● WHAT IS ASKED
Show every line of the records below that contains the word "JSON".

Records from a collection
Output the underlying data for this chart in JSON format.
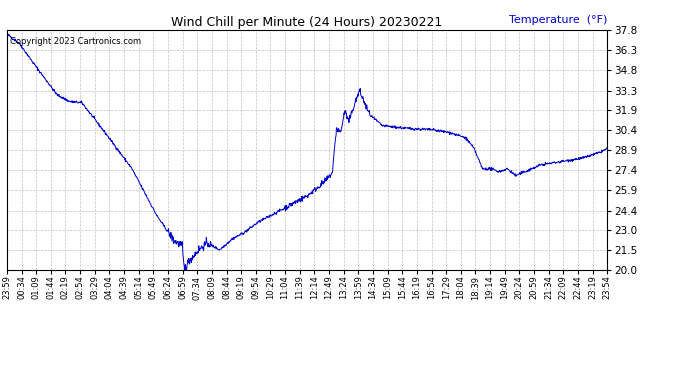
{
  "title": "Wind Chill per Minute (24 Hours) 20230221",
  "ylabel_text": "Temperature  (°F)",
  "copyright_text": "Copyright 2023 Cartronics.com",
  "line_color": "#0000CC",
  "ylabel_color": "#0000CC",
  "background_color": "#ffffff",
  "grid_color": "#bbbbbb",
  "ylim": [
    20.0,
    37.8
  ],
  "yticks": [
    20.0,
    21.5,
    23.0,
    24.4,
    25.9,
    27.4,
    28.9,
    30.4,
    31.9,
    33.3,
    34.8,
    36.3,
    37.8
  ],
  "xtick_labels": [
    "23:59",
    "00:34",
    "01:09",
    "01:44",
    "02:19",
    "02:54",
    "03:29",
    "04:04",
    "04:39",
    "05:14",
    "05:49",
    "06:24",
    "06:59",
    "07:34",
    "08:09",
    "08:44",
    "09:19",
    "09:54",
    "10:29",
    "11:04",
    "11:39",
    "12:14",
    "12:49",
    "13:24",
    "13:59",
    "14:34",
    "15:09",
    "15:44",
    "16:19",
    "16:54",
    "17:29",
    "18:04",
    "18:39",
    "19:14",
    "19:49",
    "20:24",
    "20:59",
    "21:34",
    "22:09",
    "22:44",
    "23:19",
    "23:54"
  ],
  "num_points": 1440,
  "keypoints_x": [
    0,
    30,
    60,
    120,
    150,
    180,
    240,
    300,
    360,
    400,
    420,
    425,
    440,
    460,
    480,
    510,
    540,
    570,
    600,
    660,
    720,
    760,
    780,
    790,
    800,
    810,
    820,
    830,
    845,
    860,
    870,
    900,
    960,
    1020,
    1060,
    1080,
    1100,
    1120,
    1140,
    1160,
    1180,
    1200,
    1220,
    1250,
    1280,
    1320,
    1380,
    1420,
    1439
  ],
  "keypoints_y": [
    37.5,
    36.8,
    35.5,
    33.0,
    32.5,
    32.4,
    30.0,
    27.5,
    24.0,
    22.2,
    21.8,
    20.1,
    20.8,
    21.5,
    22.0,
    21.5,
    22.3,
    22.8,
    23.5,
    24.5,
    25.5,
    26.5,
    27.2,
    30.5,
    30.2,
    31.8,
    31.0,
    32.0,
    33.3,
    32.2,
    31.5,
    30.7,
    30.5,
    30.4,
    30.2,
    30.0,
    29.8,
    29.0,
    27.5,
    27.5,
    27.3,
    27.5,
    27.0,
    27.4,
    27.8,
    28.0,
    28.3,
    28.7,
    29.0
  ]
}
--
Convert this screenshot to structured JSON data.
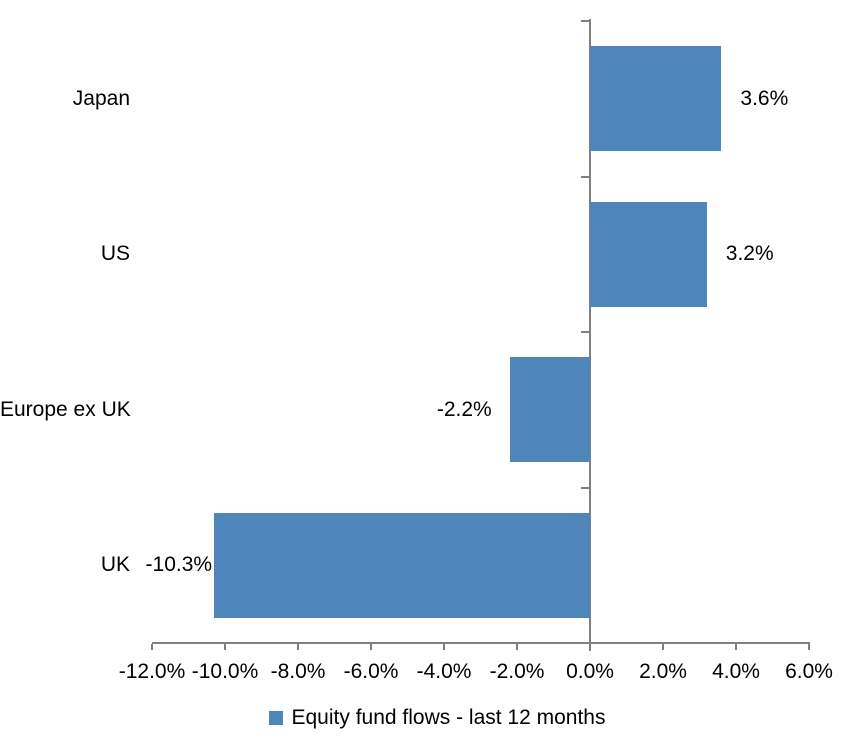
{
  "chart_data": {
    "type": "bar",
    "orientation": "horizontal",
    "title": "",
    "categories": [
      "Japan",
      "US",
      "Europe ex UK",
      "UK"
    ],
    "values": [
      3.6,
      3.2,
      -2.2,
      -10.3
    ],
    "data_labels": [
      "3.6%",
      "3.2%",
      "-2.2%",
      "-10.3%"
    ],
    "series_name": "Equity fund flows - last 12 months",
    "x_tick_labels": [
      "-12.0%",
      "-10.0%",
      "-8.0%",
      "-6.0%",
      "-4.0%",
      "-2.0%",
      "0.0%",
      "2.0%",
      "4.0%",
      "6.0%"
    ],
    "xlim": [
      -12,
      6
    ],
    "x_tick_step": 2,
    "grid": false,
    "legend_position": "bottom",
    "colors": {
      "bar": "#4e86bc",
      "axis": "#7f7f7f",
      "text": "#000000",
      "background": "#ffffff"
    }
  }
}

● EXPECTED ANSWER
Output the underlying data for this chart in JSON format.
Convert this screenshot to structured JSON data.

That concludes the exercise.